Extract the complete data exactly as given.
-- start Supplied records --
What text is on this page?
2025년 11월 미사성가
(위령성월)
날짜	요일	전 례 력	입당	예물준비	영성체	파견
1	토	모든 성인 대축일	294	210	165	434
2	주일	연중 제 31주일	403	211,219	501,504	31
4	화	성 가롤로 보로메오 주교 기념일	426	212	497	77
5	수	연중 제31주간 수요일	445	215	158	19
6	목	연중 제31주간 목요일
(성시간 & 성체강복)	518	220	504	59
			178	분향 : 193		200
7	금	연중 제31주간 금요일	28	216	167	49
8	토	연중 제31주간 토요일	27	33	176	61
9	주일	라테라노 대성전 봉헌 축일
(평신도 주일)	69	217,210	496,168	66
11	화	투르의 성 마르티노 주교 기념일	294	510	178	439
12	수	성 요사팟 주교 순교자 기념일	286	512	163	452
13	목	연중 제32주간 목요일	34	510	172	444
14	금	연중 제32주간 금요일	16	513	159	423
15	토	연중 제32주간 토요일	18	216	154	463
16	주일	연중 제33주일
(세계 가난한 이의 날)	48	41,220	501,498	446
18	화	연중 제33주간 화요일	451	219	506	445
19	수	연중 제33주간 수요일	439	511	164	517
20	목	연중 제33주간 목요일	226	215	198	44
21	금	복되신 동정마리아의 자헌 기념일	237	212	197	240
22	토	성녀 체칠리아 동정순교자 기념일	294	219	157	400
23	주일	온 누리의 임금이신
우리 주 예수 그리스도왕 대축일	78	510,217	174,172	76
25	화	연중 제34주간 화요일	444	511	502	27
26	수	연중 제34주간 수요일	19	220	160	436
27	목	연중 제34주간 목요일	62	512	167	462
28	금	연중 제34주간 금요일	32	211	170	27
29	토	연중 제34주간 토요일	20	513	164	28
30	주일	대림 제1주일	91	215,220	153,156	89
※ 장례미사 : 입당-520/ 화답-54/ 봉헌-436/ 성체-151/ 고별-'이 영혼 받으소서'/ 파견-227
-- end Supplied records --
**Solution to the problem:**
What text is on this page?
2025년 11월 미사성가
(위령성월)
날짜	요일	전 례 력	입당	예물준비	영성체	파견
1	토	모든 성인 대축일	294	210	165	434
2	주일	연중 제 31주일	403	211,219	501,504	31
4	화	성 가롤로 보로메오 주교 기념일	426	212	497	77
5	수	연중 제31주간 수요일	445	215	158	19
6	목	연중 제31주간 목요일
(성시간 & 성체강복)	518	220	504	59
			178	분향 : 193		200
7	금	연중 제31주간 금요일	28	216	167	49
8	토	연중 제31주간 토요일	27	33	176	61
9	주일	라테라노 대성전 봉헌 축일
(평신도 주일)	69	217,210	496,168	66
11	화	투르의 성 마르티노 주교 기념일	294	510	178	439
12	수	성 요사팟 주교 순교자 기념일	286	512	163	452
13	목	연중 제32주간 목요일	34	510	172	444
14	금	연중 제32주간 금요일	16	513	159	423
15	토	연중 제32주간 토요일	18	216	154	463
16	주일	연중 제33주일
(세계 가난한 이의 날)	48	41,220	501,498	446
18	화	연중 제33주간 화요일	451	219	506	445
19	수	연중 제33주간 수요일	439	511	164	517
20	목	연중 제33주간 목요일	226	215	198	44
21	금	복되신 동정마리아의 자헌 기념일	237	212	197	240
22	토	성녀 체칠리아 동정순교자 기념일	294	219	157	400
23	주일	온 누리의 임금이신
우리 주 예수 그리스도왕 대축일	78	510,217	174,172	76
25	화	연중 제34주간 화요일	444	511	502	27
26	수	연중 제34주간 수요일	19	220	160	436
27	목	연중 제34주간 목요일	62	512	167	462
28	금	연중 제34주간 금요일	32	211	170	27
29	토	연중 제34주간 토요일	20	513	164	28
30	주일	대림 제1주일	91	215,220	153,156	89
※ 장례미사 : 입당-520/ 화답-54/ 봉헌-436/ 성체-151/ 고별-'이 영혼 받으소서'/ 파견-227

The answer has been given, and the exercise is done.